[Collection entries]
▬▬▬▬▬▬▬▬▬▬

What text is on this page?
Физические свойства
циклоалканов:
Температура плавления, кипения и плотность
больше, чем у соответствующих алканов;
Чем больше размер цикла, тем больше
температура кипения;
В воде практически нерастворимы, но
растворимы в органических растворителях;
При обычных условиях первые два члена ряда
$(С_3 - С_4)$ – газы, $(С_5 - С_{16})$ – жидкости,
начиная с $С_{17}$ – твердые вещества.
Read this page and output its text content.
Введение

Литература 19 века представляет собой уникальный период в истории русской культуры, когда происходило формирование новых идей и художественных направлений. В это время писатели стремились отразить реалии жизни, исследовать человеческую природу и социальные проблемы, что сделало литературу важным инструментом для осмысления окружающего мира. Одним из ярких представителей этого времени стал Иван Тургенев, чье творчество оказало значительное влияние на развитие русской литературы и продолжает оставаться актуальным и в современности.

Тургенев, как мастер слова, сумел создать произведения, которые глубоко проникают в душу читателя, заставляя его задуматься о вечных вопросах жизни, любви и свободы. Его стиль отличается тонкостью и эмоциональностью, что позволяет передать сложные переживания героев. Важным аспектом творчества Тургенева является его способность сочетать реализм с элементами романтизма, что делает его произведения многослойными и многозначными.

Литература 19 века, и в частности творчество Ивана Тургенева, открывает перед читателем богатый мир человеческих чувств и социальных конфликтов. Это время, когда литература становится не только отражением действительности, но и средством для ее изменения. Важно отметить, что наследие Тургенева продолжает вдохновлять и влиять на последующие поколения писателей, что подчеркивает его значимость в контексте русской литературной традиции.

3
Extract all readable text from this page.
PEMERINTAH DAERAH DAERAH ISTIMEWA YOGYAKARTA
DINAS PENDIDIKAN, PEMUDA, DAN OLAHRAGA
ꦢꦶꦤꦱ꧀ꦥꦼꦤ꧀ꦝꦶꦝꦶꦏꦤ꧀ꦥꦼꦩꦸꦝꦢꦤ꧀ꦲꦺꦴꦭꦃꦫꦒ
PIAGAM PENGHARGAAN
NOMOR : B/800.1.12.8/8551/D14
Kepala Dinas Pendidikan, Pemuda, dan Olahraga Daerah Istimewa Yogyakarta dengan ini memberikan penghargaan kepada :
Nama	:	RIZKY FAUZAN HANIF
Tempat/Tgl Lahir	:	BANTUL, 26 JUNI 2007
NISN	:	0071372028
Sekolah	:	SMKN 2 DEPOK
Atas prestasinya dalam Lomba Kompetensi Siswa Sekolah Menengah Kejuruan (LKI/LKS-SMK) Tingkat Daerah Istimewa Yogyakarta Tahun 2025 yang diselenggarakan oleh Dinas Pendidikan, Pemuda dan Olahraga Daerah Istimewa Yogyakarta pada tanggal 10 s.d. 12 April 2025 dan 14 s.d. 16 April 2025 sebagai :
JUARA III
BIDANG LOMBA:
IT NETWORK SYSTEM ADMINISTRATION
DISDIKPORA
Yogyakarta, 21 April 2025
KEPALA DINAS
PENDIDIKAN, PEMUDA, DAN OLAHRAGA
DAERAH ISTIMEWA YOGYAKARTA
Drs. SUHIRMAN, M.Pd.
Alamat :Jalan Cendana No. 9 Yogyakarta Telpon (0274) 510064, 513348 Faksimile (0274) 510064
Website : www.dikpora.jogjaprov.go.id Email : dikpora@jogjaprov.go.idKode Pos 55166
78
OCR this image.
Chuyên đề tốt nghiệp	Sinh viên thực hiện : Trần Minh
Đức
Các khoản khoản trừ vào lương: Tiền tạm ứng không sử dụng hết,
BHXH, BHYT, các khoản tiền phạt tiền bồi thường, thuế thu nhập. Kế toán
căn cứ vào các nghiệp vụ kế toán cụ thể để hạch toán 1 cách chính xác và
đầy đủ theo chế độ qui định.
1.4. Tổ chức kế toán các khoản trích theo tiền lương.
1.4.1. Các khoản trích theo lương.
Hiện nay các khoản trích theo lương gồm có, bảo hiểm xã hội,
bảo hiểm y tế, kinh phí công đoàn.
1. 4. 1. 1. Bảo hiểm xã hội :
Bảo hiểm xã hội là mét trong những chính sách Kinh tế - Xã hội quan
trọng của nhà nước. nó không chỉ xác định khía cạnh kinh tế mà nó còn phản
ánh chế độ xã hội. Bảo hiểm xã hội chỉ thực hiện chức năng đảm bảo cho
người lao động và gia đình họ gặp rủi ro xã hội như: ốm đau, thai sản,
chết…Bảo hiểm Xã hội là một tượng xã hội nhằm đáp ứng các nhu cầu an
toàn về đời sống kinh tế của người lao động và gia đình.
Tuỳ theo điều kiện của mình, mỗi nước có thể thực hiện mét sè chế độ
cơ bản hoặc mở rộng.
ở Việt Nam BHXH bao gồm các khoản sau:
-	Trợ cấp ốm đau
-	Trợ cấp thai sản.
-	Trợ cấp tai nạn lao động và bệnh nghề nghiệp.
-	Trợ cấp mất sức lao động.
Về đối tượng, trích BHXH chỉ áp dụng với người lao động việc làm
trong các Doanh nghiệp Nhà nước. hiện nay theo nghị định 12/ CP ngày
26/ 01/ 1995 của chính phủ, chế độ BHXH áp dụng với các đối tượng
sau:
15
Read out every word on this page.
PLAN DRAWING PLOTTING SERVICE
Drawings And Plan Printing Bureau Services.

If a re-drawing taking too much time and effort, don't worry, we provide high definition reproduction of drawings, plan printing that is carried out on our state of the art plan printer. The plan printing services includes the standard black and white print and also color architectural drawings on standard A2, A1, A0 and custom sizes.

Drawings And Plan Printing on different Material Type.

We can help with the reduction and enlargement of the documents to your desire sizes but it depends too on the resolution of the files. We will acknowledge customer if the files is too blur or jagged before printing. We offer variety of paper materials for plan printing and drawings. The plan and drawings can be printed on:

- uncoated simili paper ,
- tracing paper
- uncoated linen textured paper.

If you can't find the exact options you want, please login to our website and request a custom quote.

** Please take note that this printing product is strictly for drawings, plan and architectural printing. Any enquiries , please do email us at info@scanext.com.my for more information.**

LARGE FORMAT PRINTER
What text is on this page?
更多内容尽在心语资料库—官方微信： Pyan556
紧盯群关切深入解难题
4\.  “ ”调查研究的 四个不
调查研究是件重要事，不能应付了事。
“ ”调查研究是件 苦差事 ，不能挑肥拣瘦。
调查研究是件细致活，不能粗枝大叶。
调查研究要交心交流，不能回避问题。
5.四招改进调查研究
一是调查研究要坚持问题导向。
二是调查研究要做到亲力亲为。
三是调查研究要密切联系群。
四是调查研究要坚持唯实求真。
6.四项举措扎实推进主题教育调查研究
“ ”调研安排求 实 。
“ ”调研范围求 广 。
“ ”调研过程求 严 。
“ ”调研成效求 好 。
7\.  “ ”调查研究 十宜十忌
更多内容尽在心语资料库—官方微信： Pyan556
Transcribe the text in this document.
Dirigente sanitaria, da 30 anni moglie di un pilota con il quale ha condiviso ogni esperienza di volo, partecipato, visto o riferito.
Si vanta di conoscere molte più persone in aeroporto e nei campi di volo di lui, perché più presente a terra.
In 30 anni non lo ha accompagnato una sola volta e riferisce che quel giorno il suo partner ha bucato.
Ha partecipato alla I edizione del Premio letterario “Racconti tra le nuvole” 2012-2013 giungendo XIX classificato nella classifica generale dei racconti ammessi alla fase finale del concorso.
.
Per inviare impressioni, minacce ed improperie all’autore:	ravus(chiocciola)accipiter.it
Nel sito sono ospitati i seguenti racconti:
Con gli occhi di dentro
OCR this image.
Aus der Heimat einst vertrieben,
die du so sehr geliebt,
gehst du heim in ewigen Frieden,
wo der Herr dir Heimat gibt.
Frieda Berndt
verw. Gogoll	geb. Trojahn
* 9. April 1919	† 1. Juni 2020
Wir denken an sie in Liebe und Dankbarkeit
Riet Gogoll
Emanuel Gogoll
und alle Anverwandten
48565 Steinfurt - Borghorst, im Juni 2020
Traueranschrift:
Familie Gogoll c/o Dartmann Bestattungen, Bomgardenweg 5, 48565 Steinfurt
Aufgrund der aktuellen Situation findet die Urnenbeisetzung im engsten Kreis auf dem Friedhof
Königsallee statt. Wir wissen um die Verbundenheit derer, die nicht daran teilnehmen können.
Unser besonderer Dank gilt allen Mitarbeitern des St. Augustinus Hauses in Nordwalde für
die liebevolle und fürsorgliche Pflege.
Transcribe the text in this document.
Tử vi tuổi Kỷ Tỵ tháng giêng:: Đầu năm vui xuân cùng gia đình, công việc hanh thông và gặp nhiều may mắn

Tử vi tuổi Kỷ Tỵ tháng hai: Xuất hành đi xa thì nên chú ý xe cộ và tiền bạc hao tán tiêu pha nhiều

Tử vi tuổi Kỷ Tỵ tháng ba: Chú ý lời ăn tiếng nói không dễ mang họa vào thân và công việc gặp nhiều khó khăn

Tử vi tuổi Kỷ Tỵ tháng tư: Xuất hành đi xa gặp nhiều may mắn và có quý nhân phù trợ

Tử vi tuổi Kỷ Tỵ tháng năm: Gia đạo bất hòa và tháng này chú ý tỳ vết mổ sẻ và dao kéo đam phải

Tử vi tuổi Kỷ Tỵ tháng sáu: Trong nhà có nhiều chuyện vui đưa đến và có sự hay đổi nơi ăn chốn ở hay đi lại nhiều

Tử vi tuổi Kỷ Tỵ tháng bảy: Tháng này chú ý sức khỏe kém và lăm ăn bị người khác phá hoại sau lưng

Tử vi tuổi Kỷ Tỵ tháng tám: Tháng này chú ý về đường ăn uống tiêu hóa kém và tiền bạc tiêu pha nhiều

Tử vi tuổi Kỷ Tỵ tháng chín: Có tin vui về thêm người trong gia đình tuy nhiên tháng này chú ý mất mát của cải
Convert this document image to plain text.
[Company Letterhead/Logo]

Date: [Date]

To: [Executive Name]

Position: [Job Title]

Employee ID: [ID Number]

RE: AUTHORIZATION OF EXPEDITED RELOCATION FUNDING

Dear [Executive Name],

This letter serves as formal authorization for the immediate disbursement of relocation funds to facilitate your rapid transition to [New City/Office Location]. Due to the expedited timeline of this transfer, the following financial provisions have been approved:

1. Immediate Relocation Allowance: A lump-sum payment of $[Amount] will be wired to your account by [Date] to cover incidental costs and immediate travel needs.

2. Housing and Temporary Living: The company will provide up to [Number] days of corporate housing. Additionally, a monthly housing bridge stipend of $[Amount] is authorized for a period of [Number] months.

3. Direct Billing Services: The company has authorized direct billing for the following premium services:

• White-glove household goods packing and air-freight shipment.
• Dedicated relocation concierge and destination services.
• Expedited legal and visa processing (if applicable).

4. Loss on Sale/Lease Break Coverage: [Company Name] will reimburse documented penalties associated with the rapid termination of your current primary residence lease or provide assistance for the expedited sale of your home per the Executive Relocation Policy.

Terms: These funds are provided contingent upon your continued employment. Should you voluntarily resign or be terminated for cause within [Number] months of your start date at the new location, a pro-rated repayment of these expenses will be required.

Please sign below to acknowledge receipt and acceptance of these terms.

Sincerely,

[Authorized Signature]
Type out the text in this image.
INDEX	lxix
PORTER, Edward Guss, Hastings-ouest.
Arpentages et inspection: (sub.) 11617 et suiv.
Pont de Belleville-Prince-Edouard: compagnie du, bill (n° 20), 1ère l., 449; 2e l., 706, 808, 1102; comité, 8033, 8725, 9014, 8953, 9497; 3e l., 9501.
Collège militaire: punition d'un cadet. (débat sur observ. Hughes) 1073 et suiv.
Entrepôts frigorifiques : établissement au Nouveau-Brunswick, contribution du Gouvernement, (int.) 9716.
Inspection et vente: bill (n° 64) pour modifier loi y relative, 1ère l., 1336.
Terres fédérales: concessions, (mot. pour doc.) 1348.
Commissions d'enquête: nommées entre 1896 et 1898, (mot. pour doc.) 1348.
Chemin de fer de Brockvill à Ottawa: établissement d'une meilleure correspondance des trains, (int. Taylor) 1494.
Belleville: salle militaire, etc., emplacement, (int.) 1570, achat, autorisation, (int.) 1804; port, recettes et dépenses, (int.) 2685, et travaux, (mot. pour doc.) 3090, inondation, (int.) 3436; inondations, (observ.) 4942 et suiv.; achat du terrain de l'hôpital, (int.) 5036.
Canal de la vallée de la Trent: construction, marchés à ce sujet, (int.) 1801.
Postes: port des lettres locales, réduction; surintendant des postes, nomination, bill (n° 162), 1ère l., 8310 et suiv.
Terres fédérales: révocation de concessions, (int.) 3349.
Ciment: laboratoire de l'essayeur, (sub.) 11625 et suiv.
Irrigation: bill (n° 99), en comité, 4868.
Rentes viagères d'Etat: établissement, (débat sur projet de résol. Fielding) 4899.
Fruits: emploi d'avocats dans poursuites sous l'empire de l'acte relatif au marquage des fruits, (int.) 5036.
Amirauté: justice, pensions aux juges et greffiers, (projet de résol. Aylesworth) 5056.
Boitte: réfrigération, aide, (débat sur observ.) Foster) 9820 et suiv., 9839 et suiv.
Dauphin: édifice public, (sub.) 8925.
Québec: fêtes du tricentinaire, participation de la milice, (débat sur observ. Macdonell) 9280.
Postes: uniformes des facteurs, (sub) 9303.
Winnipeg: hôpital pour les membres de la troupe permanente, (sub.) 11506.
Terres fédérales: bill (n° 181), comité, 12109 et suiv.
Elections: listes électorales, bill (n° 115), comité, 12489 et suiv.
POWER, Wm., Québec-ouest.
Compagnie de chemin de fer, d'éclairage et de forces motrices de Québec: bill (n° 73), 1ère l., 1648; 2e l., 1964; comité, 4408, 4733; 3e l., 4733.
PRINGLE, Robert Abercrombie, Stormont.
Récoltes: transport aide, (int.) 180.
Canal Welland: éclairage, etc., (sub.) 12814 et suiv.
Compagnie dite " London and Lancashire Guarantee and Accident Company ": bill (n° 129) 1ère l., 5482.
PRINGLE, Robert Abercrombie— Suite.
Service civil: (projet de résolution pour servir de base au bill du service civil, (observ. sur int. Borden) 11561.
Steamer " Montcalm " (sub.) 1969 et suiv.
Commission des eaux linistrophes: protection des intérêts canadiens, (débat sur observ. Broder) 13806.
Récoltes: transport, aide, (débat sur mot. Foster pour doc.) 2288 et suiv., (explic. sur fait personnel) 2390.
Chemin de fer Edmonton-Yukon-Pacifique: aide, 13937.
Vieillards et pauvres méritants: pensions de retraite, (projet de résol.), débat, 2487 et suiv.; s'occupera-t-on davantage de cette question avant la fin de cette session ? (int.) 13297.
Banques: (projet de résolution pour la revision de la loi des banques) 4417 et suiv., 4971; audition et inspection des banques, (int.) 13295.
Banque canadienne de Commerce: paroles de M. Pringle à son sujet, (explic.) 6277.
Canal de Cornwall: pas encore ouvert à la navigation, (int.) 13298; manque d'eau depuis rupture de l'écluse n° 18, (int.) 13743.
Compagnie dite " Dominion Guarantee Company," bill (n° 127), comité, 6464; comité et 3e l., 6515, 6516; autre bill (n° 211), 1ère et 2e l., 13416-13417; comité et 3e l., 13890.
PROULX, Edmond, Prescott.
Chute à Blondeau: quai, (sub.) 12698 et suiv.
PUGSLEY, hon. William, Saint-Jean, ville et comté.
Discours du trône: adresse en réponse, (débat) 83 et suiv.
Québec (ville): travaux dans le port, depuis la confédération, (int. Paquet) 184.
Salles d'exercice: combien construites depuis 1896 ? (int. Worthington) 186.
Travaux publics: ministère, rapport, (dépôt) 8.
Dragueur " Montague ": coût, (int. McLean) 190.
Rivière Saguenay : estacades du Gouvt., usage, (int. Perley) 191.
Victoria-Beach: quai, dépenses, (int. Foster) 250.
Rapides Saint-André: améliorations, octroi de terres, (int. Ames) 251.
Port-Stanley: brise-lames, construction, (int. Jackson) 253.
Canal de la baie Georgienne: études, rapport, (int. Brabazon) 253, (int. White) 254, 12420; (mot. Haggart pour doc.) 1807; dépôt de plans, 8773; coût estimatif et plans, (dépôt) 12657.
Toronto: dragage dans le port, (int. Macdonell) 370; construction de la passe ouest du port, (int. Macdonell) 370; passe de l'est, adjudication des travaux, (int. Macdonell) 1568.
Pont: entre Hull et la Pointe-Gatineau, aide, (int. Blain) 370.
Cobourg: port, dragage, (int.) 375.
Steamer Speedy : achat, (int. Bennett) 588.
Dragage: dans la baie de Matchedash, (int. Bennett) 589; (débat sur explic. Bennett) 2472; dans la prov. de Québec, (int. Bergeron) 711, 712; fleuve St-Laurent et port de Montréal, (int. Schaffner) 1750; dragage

▬▬▬▬▬▬▬▬▬▬

### SHORT TASK:
Identify and extract each line of the listing that contains "Type".

### COMPLETED EXERCISE:
Drawings And Plan Printing on different Material Type.
Type out the text in this image.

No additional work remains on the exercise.